---------- INFORMATION SHOWN ----------
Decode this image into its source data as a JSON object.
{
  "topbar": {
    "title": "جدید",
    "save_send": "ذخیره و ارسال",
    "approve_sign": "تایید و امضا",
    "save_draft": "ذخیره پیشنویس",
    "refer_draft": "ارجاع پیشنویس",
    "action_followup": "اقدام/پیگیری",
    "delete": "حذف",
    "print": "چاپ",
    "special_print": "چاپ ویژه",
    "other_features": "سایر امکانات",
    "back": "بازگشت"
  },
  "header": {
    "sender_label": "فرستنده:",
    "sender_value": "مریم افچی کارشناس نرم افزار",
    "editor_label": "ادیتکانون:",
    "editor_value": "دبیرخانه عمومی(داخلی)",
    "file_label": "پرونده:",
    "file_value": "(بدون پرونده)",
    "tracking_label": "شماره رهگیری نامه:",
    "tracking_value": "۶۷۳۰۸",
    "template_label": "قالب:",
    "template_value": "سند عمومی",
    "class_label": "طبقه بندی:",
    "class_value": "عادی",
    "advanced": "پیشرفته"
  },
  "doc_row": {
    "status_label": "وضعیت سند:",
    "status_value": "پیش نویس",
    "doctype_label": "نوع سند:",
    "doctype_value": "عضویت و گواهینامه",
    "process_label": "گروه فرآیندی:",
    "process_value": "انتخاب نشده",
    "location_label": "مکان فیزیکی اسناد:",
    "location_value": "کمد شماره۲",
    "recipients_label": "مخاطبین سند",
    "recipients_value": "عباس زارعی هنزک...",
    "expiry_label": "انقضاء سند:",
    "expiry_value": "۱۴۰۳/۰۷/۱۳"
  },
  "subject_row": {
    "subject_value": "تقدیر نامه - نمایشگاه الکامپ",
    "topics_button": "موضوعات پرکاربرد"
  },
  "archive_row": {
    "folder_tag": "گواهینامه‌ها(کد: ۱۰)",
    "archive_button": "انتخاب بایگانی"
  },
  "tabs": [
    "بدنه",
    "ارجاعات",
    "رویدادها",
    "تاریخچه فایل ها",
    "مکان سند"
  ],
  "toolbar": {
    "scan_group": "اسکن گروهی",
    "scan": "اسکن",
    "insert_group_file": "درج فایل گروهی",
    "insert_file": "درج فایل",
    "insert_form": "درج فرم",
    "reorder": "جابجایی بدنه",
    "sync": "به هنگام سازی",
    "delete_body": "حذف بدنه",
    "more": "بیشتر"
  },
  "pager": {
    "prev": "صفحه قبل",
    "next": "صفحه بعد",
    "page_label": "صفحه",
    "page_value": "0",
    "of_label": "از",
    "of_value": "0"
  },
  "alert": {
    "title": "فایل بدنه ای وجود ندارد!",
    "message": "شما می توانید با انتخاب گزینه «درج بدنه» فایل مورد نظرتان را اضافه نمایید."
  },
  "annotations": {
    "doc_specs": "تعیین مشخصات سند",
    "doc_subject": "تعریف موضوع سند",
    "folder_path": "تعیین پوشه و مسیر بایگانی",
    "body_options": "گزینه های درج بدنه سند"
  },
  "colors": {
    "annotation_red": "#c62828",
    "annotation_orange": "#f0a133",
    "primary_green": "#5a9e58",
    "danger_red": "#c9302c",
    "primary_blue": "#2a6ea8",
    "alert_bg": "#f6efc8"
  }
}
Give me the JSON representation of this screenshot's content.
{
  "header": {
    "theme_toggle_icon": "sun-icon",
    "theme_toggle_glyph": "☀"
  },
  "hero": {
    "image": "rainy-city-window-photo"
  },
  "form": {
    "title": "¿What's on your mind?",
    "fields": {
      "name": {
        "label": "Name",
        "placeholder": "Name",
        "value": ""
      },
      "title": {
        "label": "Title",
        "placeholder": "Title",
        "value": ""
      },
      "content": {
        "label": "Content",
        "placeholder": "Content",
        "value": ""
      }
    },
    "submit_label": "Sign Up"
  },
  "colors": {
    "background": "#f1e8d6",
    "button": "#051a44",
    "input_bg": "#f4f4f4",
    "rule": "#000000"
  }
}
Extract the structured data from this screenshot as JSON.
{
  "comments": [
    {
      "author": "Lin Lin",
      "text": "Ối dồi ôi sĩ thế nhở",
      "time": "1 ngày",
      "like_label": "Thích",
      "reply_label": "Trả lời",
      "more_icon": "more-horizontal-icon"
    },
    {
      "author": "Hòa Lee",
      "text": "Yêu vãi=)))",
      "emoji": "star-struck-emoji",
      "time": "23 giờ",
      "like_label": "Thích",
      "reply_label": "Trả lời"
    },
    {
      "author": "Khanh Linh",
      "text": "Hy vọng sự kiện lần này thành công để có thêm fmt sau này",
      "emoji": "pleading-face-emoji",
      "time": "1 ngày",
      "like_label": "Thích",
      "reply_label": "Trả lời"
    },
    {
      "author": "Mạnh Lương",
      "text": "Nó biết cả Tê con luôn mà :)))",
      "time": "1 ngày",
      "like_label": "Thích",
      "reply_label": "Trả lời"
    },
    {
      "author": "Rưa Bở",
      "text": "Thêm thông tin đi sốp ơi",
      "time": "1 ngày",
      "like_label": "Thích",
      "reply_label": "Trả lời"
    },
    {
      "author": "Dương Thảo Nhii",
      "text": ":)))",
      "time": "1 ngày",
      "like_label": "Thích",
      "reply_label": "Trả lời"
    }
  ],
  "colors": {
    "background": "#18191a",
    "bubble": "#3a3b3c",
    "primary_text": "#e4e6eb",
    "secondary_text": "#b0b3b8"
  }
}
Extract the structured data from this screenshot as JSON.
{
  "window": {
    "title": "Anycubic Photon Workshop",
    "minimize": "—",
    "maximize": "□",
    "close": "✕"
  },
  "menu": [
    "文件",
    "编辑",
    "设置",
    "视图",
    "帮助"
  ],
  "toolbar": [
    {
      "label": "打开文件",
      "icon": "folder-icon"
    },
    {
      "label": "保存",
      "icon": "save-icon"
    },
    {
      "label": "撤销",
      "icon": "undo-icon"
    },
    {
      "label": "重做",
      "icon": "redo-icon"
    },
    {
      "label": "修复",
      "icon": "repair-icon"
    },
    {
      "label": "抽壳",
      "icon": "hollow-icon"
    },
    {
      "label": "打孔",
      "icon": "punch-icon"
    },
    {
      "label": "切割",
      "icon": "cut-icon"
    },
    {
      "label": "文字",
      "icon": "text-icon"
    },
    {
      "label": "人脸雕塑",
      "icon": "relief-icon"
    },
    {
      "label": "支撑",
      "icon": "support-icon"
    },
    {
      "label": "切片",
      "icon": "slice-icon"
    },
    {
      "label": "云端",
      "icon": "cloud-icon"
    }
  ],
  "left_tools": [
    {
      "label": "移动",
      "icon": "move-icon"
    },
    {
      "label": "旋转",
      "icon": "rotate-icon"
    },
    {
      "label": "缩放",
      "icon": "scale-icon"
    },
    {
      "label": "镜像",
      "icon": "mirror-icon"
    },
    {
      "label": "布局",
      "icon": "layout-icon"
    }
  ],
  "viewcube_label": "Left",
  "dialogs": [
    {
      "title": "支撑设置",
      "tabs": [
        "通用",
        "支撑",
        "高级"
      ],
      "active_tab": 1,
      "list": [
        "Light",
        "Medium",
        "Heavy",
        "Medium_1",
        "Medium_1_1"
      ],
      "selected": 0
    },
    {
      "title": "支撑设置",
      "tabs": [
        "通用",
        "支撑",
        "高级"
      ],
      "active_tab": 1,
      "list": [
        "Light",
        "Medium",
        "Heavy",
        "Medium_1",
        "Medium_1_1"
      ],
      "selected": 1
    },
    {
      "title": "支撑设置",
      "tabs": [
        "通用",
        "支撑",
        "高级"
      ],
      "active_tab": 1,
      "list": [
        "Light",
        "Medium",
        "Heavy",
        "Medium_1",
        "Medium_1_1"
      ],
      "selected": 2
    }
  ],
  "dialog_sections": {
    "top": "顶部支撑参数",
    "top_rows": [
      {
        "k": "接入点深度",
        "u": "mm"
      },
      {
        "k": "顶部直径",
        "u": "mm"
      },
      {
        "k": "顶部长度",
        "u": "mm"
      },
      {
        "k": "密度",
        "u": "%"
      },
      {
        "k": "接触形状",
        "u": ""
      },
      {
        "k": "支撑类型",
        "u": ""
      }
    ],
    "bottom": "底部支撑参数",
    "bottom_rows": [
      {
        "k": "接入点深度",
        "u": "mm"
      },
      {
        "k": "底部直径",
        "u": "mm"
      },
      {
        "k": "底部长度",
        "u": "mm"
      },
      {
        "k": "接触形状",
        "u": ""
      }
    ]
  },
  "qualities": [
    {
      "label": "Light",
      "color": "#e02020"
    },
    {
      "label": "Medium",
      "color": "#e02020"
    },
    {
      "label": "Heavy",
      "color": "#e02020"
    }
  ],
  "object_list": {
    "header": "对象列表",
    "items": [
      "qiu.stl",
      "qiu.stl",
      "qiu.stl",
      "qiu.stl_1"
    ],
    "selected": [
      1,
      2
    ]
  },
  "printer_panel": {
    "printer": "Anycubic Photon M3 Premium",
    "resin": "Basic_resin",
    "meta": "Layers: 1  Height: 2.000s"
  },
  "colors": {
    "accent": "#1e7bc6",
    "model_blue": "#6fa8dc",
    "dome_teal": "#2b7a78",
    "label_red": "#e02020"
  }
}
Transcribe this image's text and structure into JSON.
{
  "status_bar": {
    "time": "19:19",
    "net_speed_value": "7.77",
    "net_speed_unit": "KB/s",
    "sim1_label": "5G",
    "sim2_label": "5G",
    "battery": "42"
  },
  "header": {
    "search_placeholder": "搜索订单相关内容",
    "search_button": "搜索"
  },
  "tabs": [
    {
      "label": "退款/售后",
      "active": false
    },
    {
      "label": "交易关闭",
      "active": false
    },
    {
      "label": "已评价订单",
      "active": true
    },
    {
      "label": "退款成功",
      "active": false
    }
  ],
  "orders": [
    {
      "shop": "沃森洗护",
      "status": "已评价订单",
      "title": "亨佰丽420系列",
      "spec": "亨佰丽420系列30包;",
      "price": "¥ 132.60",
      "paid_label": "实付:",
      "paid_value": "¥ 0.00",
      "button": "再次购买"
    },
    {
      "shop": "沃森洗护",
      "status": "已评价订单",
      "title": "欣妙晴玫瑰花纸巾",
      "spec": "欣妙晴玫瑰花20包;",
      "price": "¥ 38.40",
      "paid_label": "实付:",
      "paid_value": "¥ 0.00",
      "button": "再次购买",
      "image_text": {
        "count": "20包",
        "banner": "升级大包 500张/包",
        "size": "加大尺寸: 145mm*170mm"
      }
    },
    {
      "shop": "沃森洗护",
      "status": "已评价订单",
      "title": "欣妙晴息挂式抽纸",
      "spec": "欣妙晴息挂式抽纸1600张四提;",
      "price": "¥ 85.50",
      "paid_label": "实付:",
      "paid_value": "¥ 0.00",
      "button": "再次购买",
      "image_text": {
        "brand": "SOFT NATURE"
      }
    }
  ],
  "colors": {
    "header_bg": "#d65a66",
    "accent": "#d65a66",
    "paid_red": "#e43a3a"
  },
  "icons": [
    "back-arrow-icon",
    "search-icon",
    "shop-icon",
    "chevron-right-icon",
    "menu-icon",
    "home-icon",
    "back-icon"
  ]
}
----------
### STATED TASK
Copy all lines from the material that hold "تعیین".

### OUTPUT OF THE EXERCISE
    "doc_specs": "تعیین مشخصات سند",
    "folder_path": "تعیین پوشه و مسیر بایگانی",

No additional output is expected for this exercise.